GOAL: Bring together all lines of the material below that contain the string "this".

[Start MATERIAL SUPPLIED]

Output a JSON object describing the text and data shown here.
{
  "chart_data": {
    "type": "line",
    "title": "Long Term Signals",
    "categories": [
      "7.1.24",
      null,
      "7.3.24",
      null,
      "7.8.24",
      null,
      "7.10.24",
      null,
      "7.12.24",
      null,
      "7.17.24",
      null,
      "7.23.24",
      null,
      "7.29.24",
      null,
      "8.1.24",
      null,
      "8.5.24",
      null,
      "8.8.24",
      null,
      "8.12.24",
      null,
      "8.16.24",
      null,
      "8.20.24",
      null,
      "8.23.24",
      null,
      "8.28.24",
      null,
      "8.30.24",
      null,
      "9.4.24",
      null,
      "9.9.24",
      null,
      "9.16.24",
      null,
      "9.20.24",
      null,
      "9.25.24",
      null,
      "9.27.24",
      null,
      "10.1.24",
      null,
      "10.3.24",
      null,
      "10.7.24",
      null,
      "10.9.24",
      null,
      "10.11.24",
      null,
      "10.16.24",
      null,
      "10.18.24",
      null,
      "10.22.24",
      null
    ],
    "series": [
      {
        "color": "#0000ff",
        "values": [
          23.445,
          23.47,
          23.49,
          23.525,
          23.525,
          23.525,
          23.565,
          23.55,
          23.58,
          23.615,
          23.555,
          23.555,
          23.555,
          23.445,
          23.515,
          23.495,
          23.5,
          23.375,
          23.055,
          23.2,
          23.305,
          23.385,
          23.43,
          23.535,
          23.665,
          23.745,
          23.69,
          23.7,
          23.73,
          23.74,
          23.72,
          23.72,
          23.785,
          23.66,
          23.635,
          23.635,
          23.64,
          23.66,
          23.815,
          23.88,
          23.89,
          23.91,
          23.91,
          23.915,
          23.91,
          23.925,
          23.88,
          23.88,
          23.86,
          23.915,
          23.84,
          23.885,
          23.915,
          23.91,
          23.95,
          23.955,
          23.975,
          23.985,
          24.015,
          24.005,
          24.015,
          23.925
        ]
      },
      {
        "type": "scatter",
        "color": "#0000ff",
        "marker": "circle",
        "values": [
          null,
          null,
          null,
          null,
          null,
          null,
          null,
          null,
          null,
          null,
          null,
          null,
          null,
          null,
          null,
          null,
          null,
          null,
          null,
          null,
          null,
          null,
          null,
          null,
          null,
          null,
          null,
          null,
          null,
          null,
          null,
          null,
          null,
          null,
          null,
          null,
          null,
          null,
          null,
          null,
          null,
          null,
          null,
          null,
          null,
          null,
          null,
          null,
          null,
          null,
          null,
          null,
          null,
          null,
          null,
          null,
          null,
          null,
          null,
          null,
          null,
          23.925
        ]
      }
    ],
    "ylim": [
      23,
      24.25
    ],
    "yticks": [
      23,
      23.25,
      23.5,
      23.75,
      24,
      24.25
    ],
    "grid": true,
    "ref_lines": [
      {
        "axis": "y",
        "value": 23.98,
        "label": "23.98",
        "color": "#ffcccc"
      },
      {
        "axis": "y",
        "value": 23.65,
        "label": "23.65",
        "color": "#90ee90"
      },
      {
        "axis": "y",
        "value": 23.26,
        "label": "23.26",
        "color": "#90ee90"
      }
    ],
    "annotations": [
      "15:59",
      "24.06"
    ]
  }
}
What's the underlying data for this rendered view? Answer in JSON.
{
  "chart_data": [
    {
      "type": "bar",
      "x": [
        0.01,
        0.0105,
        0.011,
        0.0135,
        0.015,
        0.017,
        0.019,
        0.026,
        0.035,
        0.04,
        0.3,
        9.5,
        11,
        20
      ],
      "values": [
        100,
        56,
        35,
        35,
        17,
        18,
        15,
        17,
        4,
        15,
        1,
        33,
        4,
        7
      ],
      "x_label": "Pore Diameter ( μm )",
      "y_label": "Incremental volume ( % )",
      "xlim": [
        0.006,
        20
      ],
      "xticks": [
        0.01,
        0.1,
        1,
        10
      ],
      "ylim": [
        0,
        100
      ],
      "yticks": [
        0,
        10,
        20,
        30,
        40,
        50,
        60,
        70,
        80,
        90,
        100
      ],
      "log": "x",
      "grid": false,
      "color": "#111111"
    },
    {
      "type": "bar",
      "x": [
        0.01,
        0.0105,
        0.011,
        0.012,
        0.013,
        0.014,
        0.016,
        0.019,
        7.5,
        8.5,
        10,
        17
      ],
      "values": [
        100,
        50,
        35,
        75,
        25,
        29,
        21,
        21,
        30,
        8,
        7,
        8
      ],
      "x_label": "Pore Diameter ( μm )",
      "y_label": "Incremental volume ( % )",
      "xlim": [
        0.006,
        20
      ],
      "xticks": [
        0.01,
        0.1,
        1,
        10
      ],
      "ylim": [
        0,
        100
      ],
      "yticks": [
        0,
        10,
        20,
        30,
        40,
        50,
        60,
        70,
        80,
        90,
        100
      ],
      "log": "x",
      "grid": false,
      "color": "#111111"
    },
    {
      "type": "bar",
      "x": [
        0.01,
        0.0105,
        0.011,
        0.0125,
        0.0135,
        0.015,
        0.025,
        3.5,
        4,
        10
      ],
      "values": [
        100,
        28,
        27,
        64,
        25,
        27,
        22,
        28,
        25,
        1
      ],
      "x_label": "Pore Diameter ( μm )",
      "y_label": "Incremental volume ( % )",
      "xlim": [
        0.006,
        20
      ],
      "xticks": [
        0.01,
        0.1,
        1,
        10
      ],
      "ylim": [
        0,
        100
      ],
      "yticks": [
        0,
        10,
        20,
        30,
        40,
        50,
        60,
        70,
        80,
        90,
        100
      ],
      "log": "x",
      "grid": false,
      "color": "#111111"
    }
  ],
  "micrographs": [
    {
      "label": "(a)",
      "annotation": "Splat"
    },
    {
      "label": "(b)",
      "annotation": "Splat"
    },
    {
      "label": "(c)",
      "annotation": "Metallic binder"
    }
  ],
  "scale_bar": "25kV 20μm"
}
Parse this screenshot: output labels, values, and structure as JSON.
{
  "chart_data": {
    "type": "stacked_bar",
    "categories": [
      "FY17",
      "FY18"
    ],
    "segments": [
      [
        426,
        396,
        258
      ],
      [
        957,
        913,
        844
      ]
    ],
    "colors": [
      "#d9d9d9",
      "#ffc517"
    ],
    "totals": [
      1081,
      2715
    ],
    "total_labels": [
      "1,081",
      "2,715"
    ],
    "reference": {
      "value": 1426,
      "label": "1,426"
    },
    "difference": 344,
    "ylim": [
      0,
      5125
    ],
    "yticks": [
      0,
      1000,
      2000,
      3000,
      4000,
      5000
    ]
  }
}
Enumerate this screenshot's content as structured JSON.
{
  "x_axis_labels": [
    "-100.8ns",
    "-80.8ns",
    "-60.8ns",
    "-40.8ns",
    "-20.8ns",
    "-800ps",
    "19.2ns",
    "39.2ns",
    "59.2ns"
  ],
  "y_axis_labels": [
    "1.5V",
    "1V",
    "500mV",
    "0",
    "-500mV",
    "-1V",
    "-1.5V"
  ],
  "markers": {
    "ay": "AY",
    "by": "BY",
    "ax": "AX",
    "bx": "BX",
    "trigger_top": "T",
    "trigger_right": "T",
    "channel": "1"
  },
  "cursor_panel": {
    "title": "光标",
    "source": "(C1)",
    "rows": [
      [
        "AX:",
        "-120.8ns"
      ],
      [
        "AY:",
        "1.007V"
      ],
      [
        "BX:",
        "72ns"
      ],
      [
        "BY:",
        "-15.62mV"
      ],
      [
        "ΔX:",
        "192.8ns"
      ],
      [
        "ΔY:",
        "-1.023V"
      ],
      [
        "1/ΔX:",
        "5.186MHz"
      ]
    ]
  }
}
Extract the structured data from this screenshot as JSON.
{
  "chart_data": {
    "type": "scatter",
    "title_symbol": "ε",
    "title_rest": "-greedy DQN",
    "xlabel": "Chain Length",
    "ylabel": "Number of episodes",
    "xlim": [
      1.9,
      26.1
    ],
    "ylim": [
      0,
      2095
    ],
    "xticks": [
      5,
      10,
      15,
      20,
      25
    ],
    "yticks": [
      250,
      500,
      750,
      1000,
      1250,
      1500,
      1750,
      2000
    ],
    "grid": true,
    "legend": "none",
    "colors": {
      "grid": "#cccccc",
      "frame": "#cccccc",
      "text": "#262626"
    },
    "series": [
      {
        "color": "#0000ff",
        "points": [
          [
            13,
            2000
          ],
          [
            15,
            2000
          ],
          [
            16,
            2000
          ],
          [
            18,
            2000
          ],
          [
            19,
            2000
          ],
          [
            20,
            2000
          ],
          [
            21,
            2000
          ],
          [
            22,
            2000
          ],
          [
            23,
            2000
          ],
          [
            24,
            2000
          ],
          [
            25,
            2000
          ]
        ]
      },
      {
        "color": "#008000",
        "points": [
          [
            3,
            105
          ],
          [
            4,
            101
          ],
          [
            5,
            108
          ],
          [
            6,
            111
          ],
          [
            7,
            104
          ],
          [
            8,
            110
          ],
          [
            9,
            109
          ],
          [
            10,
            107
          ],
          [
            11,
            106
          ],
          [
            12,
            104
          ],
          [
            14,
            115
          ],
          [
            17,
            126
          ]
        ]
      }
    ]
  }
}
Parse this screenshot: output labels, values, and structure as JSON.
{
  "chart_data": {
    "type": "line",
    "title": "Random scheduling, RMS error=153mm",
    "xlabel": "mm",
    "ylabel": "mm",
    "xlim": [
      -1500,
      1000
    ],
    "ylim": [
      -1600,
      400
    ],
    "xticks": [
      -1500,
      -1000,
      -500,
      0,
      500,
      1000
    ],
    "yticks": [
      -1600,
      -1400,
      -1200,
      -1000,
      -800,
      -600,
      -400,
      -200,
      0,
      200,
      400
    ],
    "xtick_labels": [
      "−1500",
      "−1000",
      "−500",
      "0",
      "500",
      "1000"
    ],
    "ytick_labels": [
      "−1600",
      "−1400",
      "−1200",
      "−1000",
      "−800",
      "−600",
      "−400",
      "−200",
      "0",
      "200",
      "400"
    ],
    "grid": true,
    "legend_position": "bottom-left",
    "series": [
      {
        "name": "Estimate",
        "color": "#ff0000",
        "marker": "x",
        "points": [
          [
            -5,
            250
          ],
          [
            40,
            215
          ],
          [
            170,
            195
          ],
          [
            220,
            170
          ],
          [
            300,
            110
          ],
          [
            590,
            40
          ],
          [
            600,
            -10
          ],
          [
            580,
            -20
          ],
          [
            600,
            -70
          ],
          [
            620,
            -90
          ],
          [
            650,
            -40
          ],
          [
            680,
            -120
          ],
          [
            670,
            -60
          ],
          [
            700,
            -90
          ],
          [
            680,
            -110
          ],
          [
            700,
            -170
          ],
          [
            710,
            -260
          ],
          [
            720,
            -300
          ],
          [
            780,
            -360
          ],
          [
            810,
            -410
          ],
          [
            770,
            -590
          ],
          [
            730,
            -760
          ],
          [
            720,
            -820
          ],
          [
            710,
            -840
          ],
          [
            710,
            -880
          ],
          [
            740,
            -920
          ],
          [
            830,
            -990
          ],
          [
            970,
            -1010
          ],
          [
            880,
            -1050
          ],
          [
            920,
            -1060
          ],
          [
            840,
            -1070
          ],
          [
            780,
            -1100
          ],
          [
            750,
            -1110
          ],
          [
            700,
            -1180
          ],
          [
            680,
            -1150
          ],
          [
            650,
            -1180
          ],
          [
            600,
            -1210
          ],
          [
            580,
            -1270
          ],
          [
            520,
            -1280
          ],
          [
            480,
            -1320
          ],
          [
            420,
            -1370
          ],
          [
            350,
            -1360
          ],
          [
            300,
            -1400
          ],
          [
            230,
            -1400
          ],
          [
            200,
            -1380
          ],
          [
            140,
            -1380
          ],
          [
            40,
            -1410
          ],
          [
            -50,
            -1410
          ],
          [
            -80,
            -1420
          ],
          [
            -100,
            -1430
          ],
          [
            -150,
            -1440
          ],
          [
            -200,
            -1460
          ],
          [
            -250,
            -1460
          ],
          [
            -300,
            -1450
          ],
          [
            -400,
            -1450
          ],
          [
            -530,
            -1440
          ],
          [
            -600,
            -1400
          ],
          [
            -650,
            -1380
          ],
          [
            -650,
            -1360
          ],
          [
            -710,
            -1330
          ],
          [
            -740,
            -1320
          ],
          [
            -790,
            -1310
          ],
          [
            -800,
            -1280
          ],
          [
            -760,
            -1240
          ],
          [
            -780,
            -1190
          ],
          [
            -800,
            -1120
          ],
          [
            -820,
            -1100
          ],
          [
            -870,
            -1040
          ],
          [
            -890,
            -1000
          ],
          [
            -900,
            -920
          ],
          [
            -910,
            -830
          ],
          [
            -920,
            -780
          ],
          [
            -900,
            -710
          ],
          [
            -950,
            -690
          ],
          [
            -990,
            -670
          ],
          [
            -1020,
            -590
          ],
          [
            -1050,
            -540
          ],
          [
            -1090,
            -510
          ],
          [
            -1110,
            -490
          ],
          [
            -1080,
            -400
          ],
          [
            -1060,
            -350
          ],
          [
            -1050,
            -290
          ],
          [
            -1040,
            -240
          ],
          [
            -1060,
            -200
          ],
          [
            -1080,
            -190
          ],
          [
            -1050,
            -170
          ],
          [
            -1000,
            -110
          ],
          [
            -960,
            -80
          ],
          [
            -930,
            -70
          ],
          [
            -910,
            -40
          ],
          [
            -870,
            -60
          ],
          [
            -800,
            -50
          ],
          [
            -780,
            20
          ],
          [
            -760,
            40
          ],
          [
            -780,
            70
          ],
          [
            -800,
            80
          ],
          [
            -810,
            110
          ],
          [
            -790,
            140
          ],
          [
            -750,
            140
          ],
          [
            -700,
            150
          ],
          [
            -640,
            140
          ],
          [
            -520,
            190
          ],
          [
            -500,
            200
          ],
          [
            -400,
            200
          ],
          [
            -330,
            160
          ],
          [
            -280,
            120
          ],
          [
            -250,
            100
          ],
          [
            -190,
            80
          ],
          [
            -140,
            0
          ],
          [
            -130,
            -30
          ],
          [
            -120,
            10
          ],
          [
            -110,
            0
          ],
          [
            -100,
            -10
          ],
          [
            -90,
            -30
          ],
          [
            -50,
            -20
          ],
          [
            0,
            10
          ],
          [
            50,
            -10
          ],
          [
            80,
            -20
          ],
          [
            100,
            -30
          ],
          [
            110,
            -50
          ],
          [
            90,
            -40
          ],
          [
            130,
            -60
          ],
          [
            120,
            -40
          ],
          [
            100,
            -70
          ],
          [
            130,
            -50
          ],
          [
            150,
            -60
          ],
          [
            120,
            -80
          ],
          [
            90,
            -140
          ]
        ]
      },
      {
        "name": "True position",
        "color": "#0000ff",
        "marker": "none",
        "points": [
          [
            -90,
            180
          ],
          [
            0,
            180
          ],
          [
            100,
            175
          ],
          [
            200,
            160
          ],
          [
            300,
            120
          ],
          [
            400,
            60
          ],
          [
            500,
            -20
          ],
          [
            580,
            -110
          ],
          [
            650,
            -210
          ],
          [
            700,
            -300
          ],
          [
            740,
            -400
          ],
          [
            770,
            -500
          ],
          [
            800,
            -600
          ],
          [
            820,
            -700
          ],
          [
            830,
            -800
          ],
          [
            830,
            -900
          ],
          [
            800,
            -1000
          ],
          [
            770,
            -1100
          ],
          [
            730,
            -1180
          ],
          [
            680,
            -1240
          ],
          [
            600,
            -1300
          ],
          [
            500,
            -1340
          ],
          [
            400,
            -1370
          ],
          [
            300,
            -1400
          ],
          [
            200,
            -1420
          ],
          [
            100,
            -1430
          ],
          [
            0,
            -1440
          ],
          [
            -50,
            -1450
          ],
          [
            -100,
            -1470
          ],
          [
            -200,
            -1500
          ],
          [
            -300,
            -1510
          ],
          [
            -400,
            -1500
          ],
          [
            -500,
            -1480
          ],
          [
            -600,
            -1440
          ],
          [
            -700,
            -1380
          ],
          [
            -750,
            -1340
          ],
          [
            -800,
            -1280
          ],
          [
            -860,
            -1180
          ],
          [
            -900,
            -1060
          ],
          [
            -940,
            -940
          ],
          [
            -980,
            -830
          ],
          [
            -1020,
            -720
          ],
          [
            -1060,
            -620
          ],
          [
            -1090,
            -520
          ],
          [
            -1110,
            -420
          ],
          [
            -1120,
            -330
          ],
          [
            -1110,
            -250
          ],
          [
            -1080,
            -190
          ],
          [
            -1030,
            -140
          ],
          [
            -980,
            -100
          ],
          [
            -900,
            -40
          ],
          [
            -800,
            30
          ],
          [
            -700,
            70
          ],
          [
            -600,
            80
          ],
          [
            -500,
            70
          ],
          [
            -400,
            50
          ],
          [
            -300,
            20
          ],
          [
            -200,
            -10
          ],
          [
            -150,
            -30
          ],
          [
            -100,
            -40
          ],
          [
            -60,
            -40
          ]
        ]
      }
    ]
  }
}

[End MATERIAL SUPPLIED]

EXERCISE RESULT:
What's the underlying data for this rendered view? Answer in JSON.
Parse this screenshot: output labels, values, and structure as JSON.
Enumerate this screenshot's content as structured JSON.
Extract the structured data from this screenshot as JSON.
Parse this screenshot: output labels, values, and structure as JSON.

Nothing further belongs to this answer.